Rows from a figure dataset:
* START *

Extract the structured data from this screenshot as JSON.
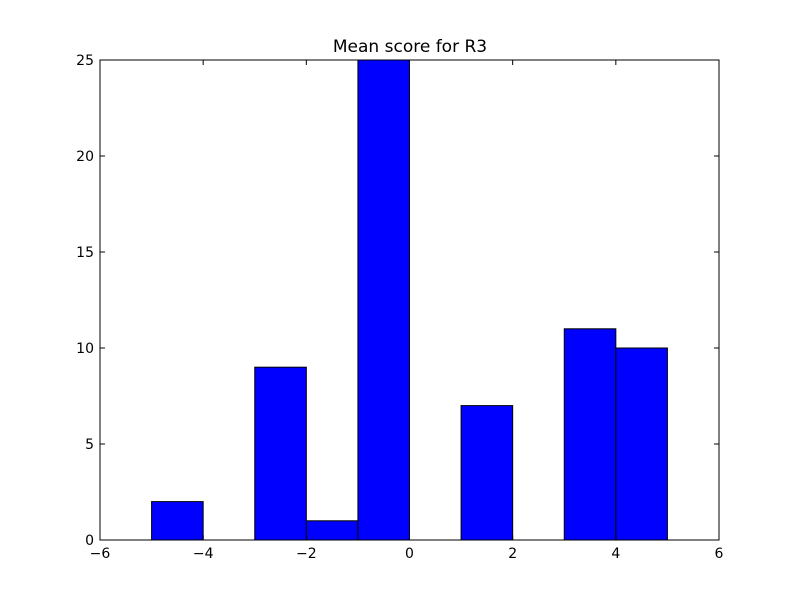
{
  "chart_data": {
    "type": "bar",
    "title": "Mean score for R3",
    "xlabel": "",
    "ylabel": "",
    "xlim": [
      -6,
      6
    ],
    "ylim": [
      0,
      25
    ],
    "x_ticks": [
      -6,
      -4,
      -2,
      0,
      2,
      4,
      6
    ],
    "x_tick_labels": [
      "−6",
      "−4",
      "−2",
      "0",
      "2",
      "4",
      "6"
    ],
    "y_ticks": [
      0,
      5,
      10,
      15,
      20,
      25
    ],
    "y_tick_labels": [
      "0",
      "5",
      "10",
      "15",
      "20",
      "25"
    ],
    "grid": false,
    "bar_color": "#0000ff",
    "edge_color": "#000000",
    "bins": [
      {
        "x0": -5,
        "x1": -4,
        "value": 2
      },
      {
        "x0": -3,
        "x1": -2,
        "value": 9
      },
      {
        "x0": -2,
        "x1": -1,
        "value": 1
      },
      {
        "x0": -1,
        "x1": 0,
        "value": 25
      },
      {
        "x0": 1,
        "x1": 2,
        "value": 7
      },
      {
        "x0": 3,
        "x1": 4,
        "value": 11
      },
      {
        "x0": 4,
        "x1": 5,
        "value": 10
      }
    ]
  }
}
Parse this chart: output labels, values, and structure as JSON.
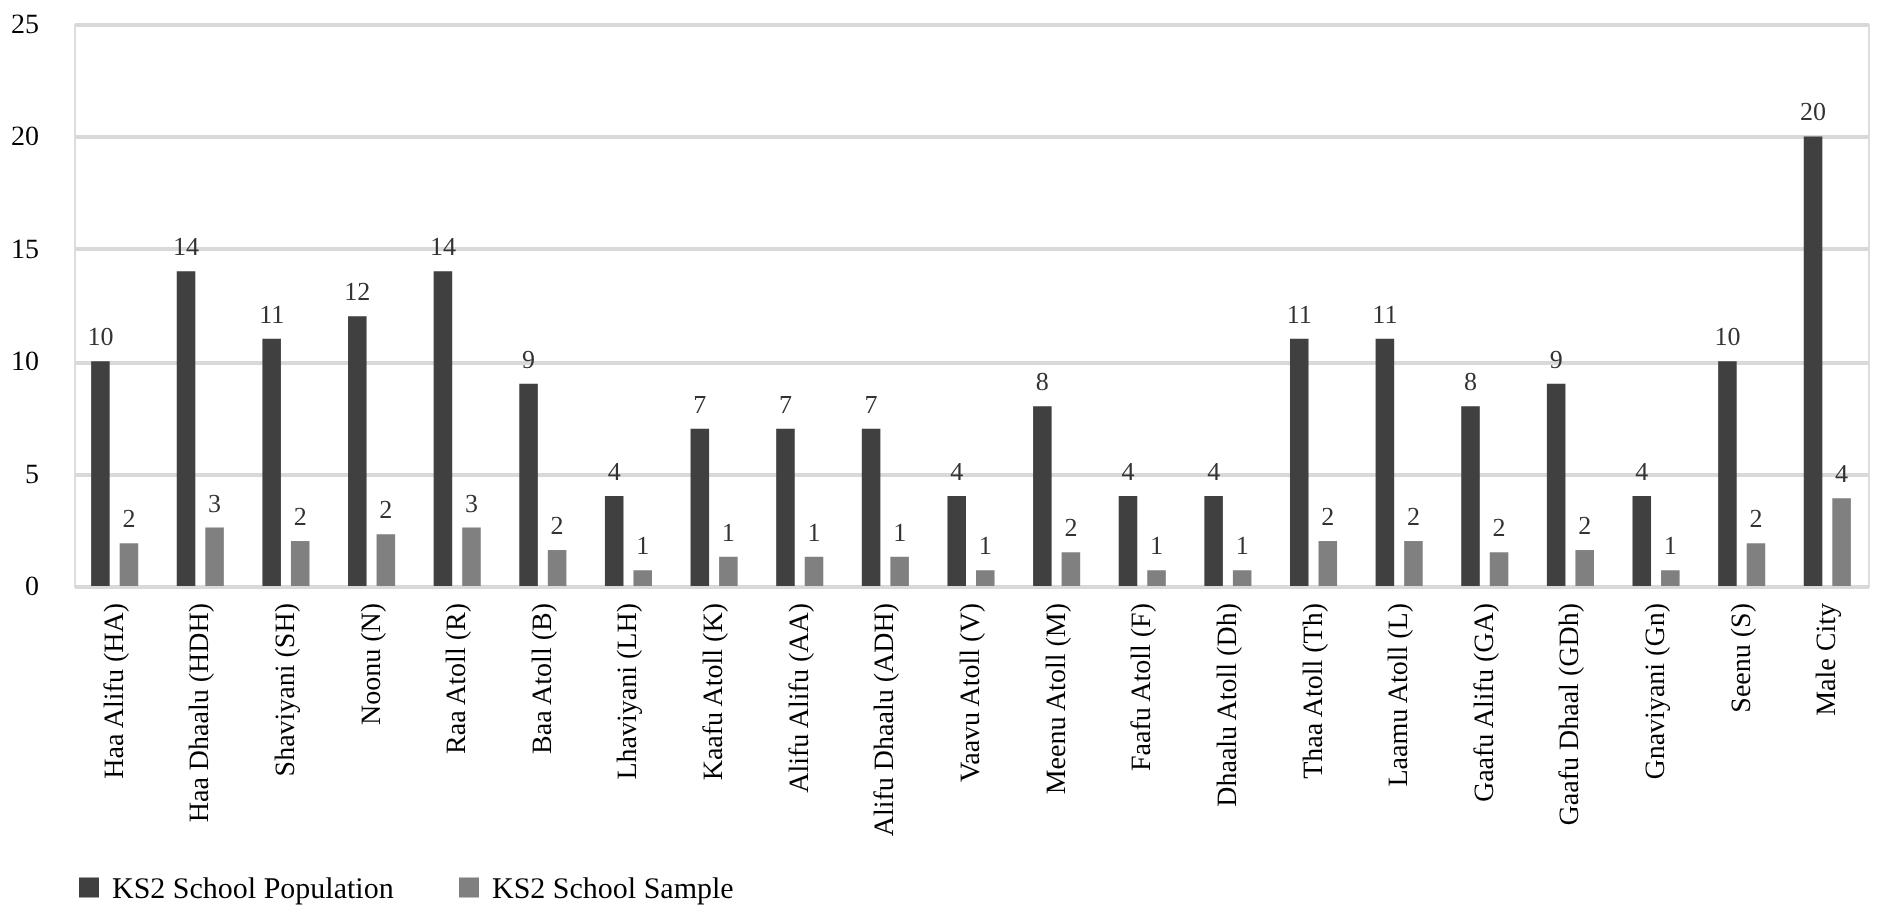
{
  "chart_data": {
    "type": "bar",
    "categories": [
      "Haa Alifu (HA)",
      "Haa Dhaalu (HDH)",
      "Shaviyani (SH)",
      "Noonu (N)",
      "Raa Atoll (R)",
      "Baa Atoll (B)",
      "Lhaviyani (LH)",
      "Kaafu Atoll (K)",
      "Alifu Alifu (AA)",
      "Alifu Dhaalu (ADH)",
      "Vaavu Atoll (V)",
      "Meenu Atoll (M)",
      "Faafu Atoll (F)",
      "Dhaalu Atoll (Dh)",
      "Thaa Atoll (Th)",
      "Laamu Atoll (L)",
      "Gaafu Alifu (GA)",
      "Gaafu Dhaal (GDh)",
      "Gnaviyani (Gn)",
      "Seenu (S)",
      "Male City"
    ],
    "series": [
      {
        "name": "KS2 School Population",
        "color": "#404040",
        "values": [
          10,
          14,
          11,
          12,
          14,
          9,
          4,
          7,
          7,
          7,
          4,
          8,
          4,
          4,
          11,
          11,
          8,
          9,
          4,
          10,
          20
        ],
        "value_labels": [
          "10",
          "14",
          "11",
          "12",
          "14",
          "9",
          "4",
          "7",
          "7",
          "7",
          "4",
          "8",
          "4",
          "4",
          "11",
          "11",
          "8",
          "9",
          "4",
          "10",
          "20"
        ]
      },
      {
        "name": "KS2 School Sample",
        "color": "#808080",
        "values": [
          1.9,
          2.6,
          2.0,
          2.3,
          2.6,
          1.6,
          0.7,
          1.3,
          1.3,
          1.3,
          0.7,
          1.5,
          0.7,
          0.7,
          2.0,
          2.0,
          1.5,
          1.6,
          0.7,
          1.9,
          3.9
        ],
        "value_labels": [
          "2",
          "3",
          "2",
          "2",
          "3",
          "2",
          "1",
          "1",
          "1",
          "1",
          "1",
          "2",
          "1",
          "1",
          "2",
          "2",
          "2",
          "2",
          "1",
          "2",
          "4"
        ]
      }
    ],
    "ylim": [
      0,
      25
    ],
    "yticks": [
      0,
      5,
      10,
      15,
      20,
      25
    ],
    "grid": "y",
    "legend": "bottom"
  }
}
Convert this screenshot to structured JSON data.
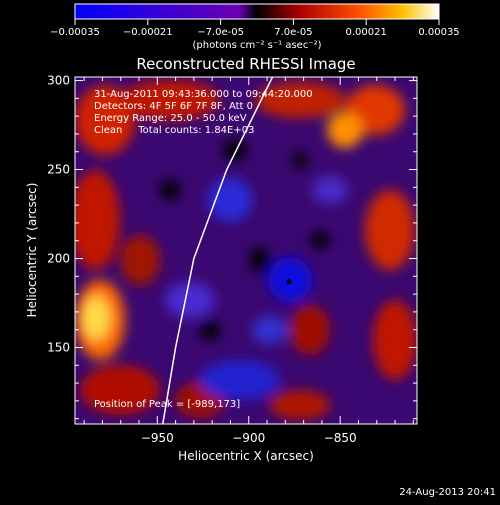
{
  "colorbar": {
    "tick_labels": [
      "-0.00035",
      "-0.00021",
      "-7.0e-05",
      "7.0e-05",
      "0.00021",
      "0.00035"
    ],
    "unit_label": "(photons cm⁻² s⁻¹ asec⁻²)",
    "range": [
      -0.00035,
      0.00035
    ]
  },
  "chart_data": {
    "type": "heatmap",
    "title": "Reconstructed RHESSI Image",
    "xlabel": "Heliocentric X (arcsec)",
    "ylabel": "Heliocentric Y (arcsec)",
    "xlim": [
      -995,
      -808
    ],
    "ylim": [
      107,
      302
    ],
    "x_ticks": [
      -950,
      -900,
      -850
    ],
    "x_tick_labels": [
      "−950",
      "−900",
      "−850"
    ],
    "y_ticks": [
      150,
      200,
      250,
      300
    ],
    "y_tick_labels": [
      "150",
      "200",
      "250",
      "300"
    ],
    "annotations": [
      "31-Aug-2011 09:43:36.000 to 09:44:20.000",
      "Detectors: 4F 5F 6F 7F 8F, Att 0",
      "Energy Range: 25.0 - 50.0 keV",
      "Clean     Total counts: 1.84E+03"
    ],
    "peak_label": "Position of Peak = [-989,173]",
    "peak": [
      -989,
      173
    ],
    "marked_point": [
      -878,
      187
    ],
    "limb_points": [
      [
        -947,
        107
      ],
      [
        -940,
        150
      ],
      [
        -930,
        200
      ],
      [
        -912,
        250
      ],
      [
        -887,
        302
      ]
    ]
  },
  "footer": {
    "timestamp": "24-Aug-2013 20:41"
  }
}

* END *

WHAT THE TASK REQUIRES: Please transcribe the material above exactly as written. Leave the pictures out.

WORKED ANSWER:
Extract the structured data from this screenshot as JSON.
{
  "chart_data": {
    "type": "bar",
    "title": "Mean score for R3",
    "xlabel": "",
    "ylabel": "",
    "xlim": [
      -6,
      6
    ],
    "ylim": [
      0,
      25
    ],
    "x_ticks": [
      -6,
      -4,
      -2,
      0,
      2,
      4,
      6
    ],
    "x_tick_labels": [
      "−6",
      "−4",
      "−2",
      "0",
      "2",
      "4",
      "6"
    ],
    "y_ticks": [
      0,
      5,
      10,
      15,
      20,
      25
    ],
    "y_tick_labels": [
      "0",
      "5",
      "10",
      "15",
      "20",
      "25"
    ],
    "grid": false,
    "bar_color": "#0000ff",
    "edge_color": "#000000",
    "bins": [
      {
        "x0": -5,
        "x1": -4,
        "value": 2
      },
      {
        "x0": -3,
        "x1": -2,
        "value": 9
      },
      {
        "x0": -2,
        "x1": -1,
        "value": 1
      },
      {
        "x0": -1,
        "x1": 0,
        "value": 25
      },
      {
        "x0": 1,
        "x1": 2,
        "value": 7
      },
      {
        "x0": 3,
        "x1": 4,
        "value": 11
      },
      {
        "x0": 4,
        "x1": 5,
        "value": 10
      }
    ]
  }
}
Parse this chart: output labels, values, and structure as JSON.
{
  "chart_data": {
    "type": "bar",
    "categories": [
      "Haa Alifu (HA)",
      "Haa Dhaalu (HDH)",
      "Shaviyani (SH)",
      "Noonu (N)",
      "Raa Atoll (R)",
      "Baa Atoll (B)",
      "Lhaviyani (LH)",
      "Kaafu Atoll (K)",
      "Alifu Alifu (AA)",
      "Alifu Dhaalu (ADH)",
      "Vaavu Atoll (V)",
      "Meenu Atoll (M)",
      "Faafu Atoll (F)",
      "Dhaalu Atoll (Dh)",
      "Thaa Atoll (Th)",
      "Laamu Atoll (L)",
      "Gaafu Alifu (GA)",
      "Gaafu Dhaal (GDh)",
      "Gnaviyani (Gn)",
      "Seenu (S)",
      "Male City"
    ],
    "series": [
      {
        "name": "KS2 School Population",
        "color": "#404040",
        "values": [
          10,
          14,
          11,
          12,
          14,
          9,
          4,
          7,
          7,
          7,
          4,
          8,
          4,
          4,
          11,
          11,
          8,
          9,
          4,
          10,
          20
        ],
        "value_labels": [
          "10",
          "14",
          "11",
          "12",
          "14",
          "9",
          "4",
          "7",
          "7",
          "7",
          "4",
          "8",
          "4",
          "4",
          "11",
          "11",
          "8",
          "9",
          "4",
          "10",
          "20"
        ]
      },
      {
        "name": "KS2 School Sample",
        "color": "#808080",
        "values": [
          1.9,
          2.6,
          2.0,
          2.3,
          2.6,
          1.6,
          0.7,
          1.3,
          1.3,
          1.3,
          0.7,
          1.5,
          0.7,
          0.7,
          2.0,
          2.0,
          1.5,
          1.6,
          0.7,
          1.9,
          3.9
        ],
        "value_labels": [
          "2",
          "3",
          "2",
          "2",
          "3",
          "2",
          "1",
          "1",
          "1",
          "1",
          "1",
          "2",
          "1",
          "1",
          "2",
          "2",
          "2",
          "2",
          "1",
          "2",
          "4"
        ]
      }
    ],
    "ylim": [
      0,
      25
    ],
    "yticks": [
      0,
      5,
      10,
      15,
      20,
      25
    ],
    "grid": "y",
    "legend": "bottom"
  }
}
Convert this screenshot to structured JSON data.
{
  "colorbar": {
    "tick_labels": [
      "-0.00035",
      "-0.00021",
      "-7.0e-05",
      "7.0e-05",
      "0.00021",
      "0.00035"
    ],
    "unit_label": "(photons cm⁻² s⁻¹ asec⁻²)",
    "range": [
      -0.00035,
      0.00035
    ]
  },
  "chart_data": {
    "type": "heatmap",
    "title": "Reconstructed RHESSI Image",
    "xlabel": "Heliocentric X (arcsec)",
    "ylabel": "Heliocentric Y (arcsec)",
    "xlim": [
      -995,
      -808
    ],
    "ylim": [
      107,
      302
    ],
    "x_ticks": [
      -950,
      -900,
      -850
    ],
    "x_tick_labels": [
      "−950",
      "−900",
      "−850"
    ],
    "y_ticks": [
      150,
      200,
      250,
      300
    ],
    "y_tick_labels": [
      "150",
      "200",
      "250",
      "300"
    ],
    "annotations": [
      "31-Aug-2011 09:43:36.000 to 09:44:20.000",
      "Detectors: 4F 5F 6F 7F 8F, Att 0",
      "Energy Range: 25.0 - 50.0 keV",
      "Clean     Total counts: 1.84E+03"
    ],
    "peak_label": "Position of Peak = [-989,173]",
    "peak": [
      -989,
      173
    ],
    "marked_point": [
      -878,
      187
    ],
    "limb_points": [
      [
        -947,
        107
      ],
      [
        -940,
        150
      ],
      [
        -930,
        200
      ],
      [
        -912,
        250
      ],
      [
        -887,
        302
      ]
    ]
  },
  "footer": {
    "timestamp": "24-Aug-2013 20:41"
  }
}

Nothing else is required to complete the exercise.